▶ _Aim_:
Go through the records below line by line, counting those that contain the word "this"; answer with the count only.

▶ _The records_:
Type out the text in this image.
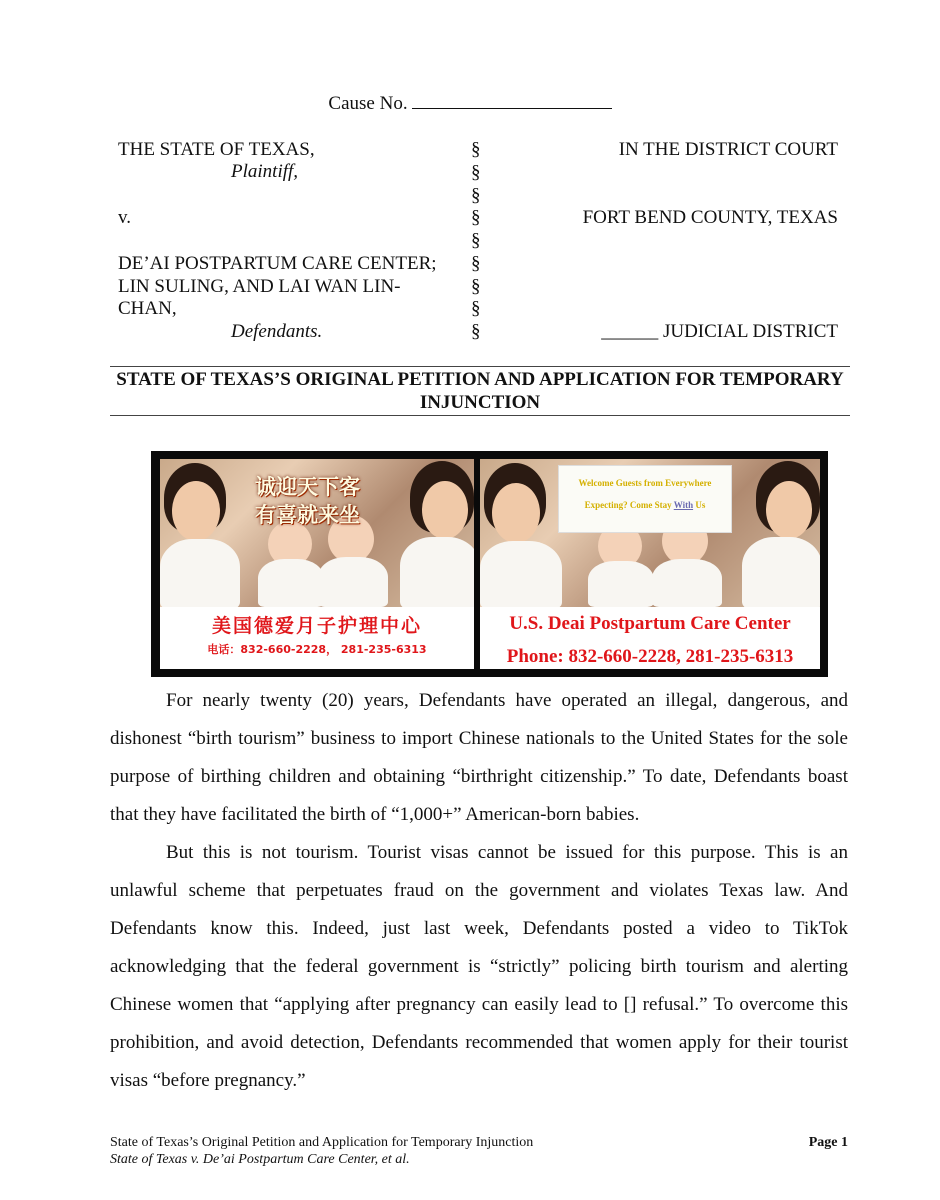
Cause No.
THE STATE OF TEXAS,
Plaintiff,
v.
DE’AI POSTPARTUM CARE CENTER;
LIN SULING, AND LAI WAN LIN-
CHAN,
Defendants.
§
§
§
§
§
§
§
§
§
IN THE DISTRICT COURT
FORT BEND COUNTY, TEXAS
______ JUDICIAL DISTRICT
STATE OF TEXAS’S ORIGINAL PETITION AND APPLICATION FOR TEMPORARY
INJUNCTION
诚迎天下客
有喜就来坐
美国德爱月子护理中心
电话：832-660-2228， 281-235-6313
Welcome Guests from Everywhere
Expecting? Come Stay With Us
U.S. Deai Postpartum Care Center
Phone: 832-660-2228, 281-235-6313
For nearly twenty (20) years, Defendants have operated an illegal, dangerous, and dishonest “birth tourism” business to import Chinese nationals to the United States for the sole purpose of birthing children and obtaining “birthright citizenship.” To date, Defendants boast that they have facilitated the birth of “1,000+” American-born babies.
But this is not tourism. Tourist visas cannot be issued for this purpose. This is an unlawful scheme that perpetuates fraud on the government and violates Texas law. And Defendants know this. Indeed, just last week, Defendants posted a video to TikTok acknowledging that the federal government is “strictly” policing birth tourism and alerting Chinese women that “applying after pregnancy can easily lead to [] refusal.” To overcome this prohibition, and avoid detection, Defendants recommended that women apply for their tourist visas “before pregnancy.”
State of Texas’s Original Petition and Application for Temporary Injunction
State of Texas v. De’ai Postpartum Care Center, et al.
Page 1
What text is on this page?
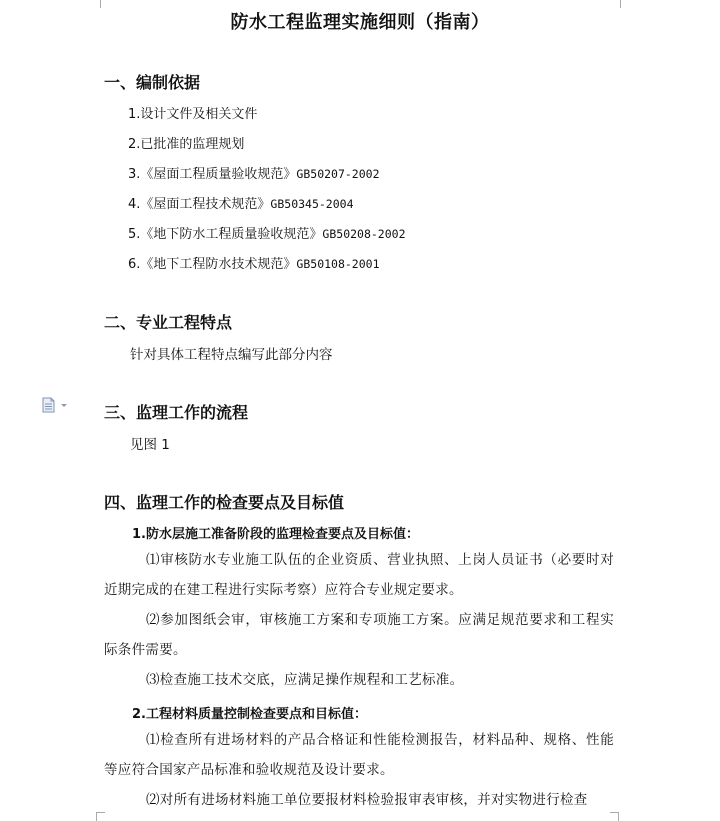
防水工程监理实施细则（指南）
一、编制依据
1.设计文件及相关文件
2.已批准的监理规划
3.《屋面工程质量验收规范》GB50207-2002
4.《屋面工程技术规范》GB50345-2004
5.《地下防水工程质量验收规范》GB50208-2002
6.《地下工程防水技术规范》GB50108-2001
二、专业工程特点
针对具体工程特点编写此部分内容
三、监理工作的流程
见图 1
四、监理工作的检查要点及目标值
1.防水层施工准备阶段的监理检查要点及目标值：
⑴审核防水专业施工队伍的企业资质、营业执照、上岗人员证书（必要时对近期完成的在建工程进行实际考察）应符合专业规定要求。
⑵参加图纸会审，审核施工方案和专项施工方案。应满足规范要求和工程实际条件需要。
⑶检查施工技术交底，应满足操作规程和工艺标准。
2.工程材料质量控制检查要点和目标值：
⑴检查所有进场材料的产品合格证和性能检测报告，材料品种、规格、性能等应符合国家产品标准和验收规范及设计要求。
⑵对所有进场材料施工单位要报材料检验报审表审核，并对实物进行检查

▶ _Response below_:
3